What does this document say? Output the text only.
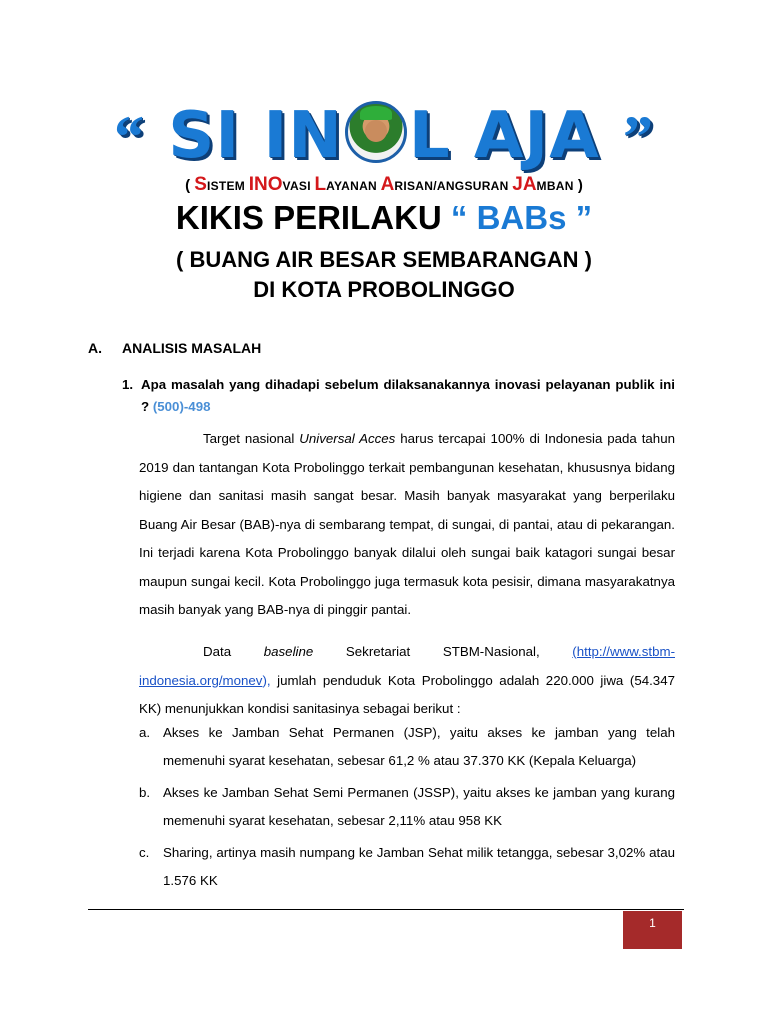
“ SI IN L AJA ”
( SISTEM INOVASI LAYANAN ARISAN/ANGSURAN JAMBAN )
KIKIS PERILAKU “ BABs ”
( BUANG AIR BESAR SEMBARANGAN )
DI KOTA PROBOLINGGO
A. ANALISIS MASALAH
1. Apa masalah yang dihadapi sebelum dilaksanakannya inovasi pelayanan publik ini ? (500)-498
Target nasional Universal Acces harus tercapai 100% di Indonesia pada tahun 2019 dan tantangan Kota Probolinggo terkait pembangunan kesehatan, khususnya bidang higiene dan sanitasi masih sangat besar. Masih banyak masyarakat yang berperilaku Buang Air Besar (BAB)-nya di sembarang tempat, di sungai, di pantai, atau di pekarangan. Ini terjadi karena Kota Probolinggo banyak dilalui oleh sungai baik katagori sungai besar maupun sungai kecil. Kota Probolinggo juga termasuk kota pesisir, dimana masyarakatnya masih banyak yang BAB-nya di pinggir pantai.
Data baseline Sekretariat STBM-Nasional, (http://www.stbm-indonesia.org/monev), jumlah penduduk Kota Probolinggo adalah 220.000 jiwa (54.347 KK) menunjukkan kondisi sanitasinya sebagai berikut :
a. Akses ke Jamban Sehat Permanen (JSP), yaitu akses ke jamban yang telah memenuhi syarat kesehatan, sebesar 61,2 % atau 37.370 KK (Kepala Keluarga)
b. Akses ke Jamban Sehat Semi Permanen (JSSP), yaitu akses ke jamban yang kurang memenuhi syarat kesehatan, sebesar 2,11% atau 958 KK
c. Sharing, artinya masih numpang ke Jamban Sehat milik tetangga, sebesar 3,02% atau 1.576 KK
1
+ + + + +
SHORT TASK: From the records above, copy every line that holds the word "syarat".

TASK OUTPUT:
a. Akses ke Jamban Sehat Permanen (JSP), yaitu akses ke jamban yang telah memenuhi syarat kesehatan, sebesar 61,2 % atau 37.370 KK (Kepala Keluarga)
b. Akses ke Jamban Sehat Semi Permanen (JSSP), yaitu akses ke jamban yang kurang memenuhi syarat kesehatan, sebesar 2,11% atau 958 KK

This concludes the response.